▶ **Exercise description**:
Copy all the material that follows, keeping every character the same.

▶ **Listing**:
◇ ◇ ◇
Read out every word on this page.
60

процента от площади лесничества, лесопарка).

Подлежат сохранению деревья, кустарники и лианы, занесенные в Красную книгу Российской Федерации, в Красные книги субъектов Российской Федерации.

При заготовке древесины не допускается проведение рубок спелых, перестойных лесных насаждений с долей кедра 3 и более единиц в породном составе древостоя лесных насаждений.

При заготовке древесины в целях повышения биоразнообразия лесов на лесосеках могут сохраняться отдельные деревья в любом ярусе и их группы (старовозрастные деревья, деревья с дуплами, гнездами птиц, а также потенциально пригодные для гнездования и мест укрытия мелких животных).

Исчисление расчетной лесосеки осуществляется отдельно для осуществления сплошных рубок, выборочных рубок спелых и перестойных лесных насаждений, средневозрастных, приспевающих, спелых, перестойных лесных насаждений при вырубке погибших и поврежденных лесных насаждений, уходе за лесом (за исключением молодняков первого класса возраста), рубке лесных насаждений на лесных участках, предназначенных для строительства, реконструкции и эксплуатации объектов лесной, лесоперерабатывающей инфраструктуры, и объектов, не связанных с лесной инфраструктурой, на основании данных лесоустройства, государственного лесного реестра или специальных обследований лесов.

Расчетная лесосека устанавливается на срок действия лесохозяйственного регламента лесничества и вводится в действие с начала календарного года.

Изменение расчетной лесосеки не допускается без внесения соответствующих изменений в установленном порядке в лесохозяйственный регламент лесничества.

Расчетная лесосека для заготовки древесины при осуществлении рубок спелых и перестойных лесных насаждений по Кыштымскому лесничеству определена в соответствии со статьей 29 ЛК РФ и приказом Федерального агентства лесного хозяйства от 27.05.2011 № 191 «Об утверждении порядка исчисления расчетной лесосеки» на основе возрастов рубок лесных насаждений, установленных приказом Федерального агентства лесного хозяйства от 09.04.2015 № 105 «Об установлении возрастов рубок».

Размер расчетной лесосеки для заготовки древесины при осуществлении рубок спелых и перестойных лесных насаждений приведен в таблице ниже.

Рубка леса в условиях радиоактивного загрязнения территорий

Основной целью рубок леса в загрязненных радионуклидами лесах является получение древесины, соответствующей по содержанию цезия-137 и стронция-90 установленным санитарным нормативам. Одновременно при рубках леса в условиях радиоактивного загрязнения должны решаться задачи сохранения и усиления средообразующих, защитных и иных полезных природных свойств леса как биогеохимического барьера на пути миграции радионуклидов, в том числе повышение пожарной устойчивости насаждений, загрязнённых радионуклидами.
◇ ◇ ◇
▶ **Expected answer**:
Read out every word on this page.
60

процента от площади лесничества, лесопарка).

Подлежат сохранению деревья, кустарники и лианы, занесенные в Красную книгу Российской Федерации, в Красные книги субъектов Российской Федерации.

При заготовке древесины не допускается проведение рубок спелых, перестойных лесных насаждений с долей кедра 3 и более единиц в породном составе древостоя лесных насаждений.

При заготовке древесины в целях повышения биоразнообразия лесов на лесосеках могут сохраняться отдельные деревья в любом ярусе и их группы (старовозрастные деревья, деревья с дуплами, гнездами птиц, а также потенциально пригодные для гнездования и мест укрытия мелких животных).

Исчисление расчетной лесосеки осуществляется отдельно для осуществления сплошных рубок, выборочных рубок спелых и перестойных лесных насаждений, средневозрастных, приспевающих, спелых, перестойных лесных насаждений при вырубке погибших и поврежденных лесных насаждений, уходе за лесом (за исключением молодняков первого класса возраста), рубке лесных насаждений на лесных участках, предназначенных для строительства, реконструкции и эксплуатации объектов лесной, лесоперерабатывающей инфраструктуры, и объектов, не связанных с лесной инфраструктурой, на основании данных лесоустройства, государственного лесного реестра или специальных обследований лесов.

Расчетная лесосека устанавливается на срок действия лесохозяйственного регламента лесничества и вводится в действие с начала календарного года.

Изменение расчетной лесосеки не допускается без внесения соответствующих изменений в установленном порядке в лесохозяйственный регламент лесничества.

Расчетная лесосека для заготовки древесины при осуществлении рубок спелых и перестойных лесных насаждений по Кыштымскому лесничеству определена в соответствии со статьей 29 ЛК РФ и приказом Федерального агентства лесного хозяйства от 27.05.2011 № 191 «Об утверждении порядка исчисления расчетной лесосеки» на основе возрастов рубок лесных насаждений, установленных приказом Федерального агентства лесного хозяйства от 09.04.2015 № 105 «Об установлении возрастов рубок».

Размер расчетной лесосеки для заготовки древесины при осуществлении рубок спелых и перестойных лесных насаждений приведен в таблице ниже.

Рубка леса в условиях радиоактивного загрязнения территорий

Основной целью рубок леса в загрязненных радионуклидами лесах является получение древесины, соответствующей по содержанию цезия-137 и стронция-90 установленным санитарным нормативам. Одновременно при рубках леса в условиях радиоактивного загрязнения должны решаться задачи сохранения и усиления средообразующих, защитных и иных полезных природных свойств леса как биогеохимического барьера на пути миграции радионуклидов, в том числе повышение пожарной устойчивости насаждений, загрязнённых радионуклидами.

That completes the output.